## Given instruction
Filter the data for lines with the word "Ethiopia", then copy every line so identified.

(Source data)
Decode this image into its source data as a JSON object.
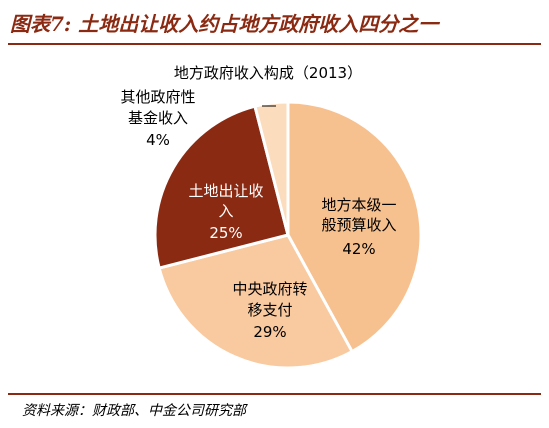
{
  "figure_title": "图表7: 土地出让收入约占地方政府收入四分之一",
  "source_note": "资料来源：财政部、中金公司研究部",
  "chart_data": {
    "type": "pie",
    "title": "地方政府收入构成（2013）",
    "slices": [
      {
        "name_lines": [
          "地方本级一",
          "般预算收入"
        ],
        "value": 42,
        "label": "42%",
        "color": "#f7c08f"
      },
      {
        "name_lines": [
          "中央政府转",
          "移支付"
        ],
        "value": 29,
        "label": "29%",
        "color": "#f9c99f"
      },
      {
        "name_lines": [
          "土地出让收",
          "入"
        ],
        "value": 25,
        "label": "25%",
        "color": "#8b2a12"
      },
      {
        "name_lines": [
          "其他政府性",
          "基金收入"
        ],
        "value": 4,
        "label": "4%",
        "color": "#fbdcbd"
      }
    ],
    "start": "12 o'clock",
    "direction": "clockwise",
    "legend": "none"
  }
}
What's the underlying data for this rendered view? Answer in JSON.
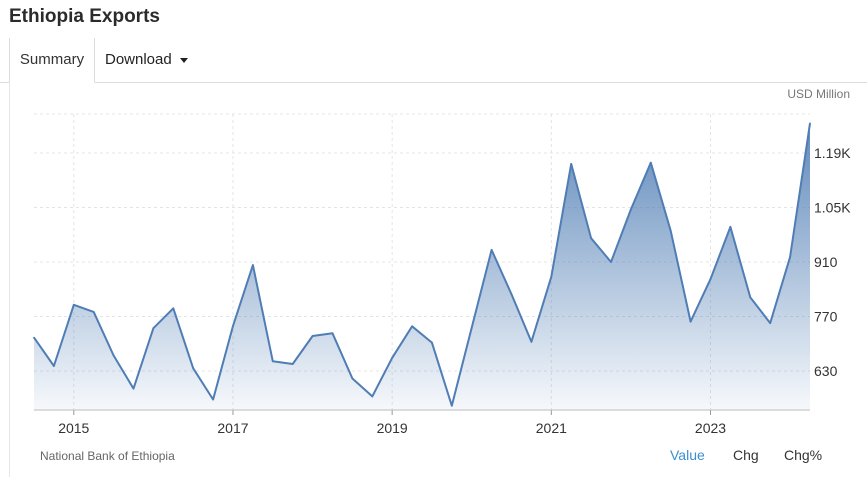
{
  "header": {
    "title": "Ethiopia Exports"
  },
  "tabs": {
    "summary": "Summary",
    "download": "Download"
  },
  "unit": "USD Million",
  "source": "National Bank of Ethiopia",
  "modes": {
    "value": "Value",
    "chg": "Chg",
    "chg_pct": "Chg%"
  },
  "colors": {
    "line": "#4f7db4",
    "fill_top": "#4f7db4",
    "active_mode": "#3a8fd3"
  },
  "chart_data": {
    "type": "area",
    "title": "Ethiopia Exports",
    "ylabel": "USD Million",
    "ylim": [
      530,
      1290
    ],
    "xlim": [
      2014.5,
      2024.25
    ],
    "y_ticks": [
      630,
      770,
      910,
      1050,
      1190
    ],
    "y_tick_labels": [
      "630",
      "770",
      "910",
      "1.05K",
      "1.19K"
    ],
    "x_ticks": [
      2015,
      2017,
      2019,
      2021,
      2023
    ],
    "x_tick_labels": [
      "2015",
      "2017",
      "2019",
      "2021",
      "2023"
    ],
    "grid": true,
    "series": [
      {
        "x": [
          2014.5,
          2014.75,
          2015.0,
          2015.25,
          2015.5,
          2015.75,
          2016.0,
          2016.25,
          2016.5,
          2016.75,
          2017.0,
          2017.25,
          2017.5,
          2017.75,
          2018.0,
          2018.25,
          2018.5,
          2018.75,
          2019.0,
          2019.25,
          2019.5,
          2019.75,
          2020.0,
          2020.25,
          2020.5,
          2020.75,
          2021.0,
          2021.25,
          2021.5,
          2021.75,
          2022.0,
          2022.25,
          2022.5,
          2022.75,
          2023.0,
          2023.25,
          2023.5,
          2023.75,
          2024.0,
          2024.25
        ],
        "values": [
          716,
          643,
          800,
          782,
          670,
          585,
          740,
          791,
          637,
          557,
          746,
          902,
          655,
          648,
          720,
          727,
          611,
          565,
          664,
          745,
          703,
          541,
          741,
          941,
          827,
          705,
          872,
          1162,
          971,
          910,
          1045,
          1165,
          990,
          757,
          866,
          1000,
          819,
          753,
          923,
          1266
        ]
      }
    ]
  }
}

* * *

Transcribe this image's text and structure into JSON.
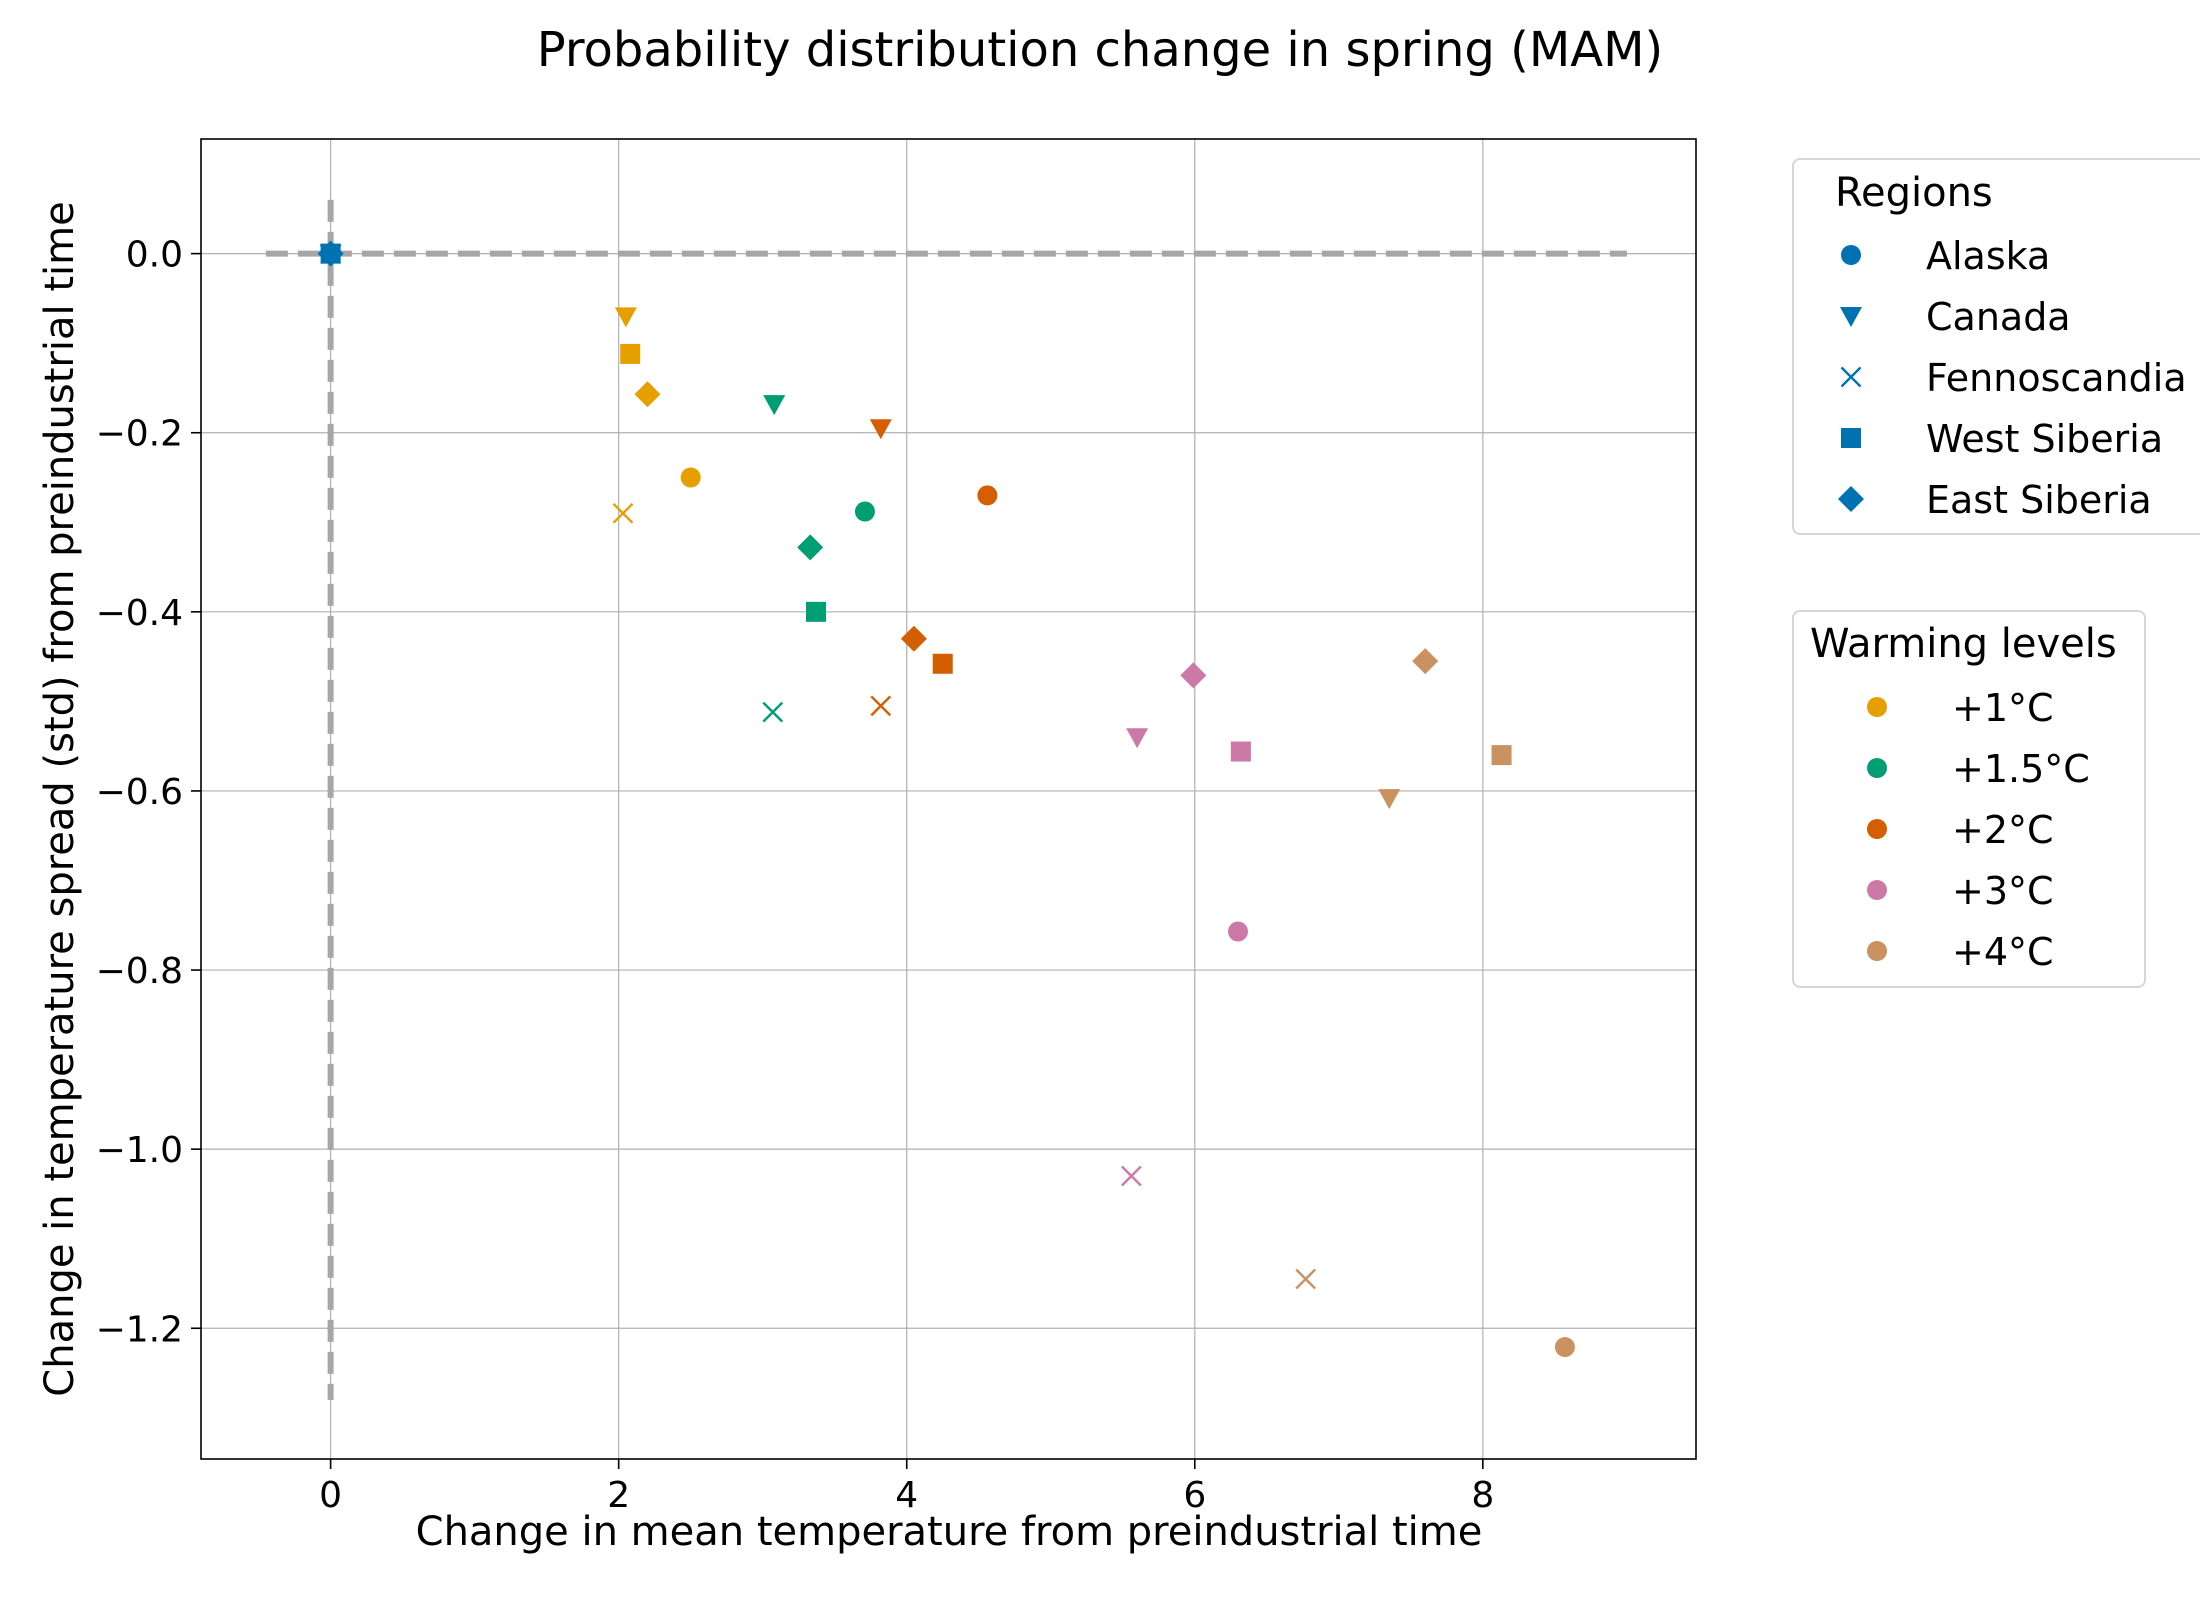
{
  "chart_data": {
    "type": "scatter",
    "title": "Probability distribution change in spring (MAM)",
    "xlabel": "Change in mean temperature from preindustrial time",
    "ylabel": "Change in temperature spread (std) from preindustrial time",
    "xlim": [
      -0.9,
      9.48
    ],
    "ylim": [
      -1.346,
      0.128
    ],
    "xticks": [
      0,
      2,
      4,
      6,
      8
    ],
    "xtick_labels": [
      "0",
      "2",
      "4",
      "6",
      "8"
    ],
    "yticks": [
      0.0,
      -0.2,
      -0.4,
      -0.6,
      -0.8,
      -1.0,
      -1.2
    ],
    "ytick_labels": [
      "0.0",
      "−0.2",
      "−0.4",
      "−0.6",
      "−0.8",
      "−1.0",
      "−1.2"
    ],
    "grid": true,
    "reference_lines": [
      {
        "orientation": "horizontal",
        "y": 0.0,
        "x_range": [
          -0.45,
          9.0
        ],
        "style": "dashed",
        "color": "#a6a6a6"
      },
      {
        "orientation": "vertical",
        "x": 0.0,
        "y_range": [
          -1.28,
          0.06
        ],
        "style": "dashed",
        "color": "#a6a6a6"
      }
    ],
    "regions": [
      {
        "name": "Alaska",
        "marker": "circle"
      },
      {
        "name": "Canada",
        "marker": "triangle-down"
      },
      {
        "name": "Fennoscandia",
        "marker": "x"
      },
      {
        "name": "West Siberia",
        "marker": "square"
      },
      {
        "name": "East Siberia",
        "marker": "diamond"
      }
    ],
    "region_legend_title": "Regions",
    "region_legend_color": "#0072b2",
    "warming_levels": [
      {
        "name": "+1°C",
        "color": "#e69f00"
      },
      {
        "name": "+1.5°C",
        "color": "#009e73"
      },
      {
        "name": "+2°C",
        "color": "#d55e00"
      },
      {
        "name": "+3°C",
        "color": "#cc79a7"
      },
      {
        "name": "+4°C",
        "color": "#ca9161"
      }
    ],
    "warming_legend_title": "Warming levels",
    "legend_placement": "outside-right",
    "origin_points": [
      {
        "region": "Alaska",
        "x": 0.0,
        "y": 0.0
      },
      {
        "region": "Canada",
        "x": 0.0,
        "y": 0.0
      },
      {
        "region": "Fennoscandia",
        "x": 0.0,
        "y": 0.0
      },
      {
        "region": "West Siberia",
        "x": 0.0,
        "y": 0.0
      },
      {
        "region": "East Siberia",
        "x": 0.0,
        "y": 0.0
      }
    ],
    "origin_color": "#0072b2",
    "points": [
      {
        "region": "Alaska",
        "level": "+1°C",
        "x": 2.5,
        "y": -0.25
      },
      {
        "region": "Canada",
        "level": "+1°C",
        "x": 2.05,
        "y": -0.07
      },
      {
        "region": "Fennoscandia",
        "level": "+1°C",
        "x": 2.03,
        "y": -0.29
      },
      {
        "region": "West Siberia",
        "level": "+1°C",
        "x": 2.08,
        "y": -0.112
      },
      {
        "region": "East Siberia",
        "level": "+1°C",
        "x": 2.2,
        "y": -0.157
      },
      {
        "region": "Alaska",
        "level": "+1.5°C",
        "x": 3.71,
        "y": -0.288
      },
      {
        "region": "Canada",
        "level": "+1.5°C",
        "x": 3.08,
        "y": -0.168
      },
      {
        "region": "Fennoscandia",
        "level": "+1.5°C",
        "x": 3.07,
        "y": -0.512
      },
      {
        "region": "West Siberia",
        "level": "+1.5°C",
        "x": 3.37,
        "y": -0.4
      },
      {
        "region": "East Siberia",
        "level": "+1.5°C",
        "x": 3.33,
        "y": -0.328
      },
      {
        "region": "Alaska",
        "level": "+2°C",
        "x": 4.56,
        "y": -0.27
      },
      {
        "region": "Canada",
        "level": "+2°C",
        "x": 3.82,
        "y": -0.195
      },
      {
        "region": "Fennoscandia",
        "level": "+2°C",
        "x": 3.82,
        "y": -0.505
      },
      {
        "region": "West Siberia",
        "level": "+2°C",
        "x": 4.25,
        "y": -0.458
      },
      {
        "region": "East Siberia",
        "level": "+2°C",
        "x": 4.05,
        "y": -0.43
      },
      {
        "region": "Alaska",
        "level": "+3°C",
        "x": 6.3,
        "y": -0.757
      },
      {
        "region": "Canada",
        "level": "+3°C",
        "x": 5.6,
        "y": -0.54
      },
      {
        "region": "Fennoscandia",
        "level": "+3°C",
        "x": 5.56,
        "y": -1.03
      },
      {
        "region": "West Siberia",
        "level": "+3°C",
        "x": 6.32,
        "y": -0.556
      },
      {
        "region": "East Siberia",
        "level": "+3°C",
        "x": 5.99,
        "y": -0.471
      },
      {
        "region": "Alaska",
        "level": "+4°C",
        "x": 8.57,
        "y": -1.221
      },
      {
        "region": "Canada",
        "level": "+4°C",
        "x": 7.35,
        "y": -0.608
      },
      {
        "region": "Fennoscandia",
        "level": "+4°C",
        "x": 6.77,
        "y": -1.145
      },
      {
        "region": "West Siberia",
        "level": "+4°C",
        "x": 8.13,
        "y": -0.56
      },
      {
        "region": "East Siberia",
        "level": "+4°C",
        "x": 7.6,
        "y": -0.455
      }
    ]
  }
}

## Worked answer
    "title": "Ethiopia Exports"
  "source": "National Bank of Ethiopia",
    "title": "Ethiopia Exports",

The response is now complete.